● **Goal**
Write out the entries from the beginning through the line containing "swatch-4-3[interactable] bbox=[1939, 386, 1956, 404]", with "interactable" changed to "clickable" everywhere it appears and nothing else altered.

[Records]
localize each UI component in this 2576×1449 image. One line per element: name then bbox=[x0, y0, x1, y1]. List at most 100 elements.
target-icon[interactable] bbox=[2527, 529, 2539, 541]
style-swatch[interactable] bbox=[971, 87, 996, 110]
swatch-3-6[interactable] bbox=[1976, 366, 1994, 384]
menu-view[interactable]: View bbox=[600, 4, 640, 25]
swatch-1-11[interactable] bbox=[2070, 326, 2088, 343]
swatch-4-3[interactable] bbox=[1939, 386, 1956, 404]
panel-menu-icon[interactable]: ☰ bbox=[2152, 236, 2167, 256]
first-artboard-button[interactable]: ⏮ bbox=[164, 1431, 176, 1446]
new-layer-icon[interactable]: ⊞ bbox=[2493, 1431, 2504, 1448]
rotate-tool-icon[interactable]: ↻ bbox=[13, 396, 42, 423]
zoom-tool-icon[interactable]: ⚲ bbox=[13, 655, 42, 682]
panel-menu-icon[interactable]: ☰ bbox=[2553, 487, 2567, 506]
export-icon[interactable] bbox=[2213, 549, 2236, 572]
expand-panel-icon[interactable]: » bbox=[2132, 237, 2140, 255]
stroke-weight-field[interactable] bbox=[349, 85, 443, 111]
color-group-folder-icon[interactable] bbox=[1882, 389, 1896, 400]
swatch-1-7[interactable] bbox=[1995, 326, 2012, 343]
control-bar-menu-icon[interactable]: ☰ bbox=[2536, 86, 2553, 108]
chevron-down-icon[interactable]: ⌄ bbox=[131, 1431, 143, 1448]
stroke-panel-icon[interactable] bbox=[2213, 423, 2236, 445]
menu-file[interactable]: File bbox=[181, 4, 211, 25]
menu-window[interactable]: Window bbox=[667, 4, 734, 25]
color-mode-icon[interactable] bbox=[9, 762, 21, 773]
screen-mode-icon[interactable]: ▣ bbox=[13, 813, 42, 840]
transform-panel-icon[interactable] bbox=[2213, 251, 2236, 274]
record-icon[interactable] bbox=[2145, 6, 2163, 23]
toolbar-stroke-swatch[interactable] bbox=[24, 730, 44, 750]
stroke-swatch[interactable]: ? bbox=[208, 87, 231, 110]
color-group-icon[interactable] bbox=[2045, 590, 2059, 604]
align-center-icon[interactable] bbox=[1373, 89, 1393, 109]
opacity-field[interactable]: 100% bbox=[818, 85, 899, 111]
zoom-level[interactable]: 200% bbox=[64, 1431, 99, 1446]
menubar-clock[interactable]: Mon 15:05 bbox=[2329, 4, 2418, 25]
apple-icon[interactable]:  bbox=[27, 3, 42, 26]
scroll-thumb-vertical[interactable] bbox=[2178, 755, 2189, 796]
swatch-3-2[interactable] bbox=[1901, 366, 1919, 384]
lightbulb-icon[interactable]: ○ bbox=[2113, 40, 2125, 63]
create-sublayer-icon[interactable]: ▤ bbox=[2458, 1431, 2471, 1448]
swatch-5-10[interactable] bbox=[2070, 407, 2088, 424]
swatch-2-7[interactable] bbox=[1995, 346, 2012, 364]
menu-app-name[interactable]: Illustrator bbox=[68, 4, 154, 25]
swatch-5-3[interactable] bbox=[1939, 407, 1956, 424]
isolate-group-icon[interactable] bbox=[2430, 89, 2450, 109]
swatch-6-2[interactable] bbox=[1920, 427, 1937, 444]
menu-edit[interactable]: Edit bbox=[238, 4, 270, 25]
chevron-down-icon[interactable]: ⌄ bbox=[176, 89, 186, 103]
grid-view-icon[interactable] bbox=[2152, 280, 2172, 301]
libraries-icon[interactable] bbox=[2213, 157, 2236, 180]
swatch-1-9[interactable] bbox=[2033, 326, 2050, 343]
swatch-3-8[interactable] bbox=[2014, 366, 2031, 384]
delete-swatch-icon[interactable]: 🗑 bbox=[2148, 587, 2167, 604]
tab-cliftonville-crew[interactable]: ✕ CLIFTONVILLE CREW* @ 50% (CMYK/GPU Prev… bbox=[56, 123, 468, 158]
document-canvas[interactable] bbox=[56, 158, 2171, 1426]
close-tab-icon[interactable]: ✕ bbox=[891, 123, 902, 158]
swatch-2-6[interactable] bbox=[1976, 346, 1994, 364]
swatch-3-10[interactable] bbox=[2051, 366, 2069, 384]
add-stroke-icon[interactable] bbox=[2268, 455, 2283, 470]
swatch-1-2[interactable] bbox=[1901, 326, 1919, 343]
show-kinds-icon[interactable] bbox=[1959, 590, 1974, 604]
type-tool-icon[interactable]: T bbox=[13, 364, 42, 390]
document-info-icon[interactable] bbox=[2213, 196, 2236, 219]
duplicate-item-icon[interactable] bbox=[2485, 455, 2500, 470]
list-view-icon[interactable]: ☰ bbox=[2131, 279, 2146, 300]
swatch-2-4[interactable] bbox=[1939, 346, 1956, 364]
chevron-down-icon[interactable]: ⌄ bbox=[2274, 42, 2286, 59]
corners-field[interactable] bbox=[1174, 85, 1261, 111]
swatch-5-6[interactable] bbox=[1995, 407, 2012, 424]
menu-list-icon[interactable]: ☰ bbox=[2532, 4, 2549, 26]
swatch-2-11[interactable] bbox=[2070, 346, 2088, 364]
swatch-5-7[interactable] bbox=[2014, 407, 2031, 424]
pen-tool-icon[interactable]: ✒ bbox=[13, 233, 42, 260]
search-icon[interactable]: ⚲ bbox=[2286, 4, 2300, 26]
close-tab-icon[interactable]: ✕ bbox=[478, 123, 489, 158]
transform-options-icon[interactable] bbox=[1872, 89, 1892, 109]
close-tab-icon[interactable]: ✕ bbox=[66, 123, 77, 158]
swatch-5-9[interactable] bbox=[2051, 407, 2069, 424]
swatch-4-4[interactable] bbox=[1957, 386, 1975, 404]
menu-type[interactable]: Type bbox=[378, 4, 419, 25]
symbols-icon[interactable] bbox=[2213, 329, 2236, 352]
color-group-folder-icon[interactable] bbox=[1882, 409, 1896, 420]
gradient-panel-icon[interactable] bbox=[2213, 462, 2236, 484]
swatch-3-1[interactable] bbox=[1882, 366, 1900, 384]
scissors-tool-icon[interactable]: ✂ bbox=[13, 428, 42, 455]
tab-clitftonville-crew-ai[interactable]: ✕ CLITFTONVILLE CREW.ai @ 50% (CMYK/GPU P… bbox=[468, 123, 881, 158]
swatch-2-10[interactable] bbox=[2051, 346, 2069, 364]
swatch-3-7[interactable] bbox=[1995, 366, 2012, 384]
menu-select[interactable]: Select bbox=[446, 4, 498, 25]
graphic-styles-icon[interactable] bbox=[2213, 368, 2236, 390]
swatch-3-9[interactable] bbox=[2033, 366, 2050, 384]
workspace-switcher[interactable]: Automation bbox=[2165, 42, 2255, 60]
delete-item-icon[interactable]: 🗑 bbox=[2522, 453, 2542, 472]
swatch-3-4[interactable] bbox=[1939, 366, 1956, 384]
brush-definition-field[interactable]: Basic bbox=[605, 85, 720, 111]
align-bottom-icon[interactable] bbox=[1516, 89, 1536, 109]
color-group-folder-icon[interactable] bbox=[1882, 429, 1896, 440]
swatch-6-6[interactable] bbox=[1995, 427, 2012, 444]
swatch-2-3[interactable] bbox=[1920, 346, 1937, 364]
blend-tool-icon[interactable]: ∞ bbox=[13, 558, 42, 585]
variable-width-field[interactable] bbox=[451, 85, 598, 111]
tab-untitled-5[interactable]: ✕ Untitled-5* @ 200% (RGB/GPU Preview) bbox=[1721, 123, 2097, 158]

● **Solution**
localize each UI component in this 2576×1449 image. One line per element: name then bbox=[x0, y0, x1, y1]. List at most 100 elements.
target-icon[clickable] bbox=[2527, 529, 2539, 541]
style-swatch[clickable] bbox=[971, 87, 996, 110]
swatch-3-6[clickable] bbox=[1976, 366, 1994, 384]
menu-view[clickable]: View bbox=[600, 4, 640, 25]
swatch-1-11[clickable] bbox=[2070, 326, 2088, 343]
swatch-4-3[clickable] bbox=[1939, 386, 1956, 404]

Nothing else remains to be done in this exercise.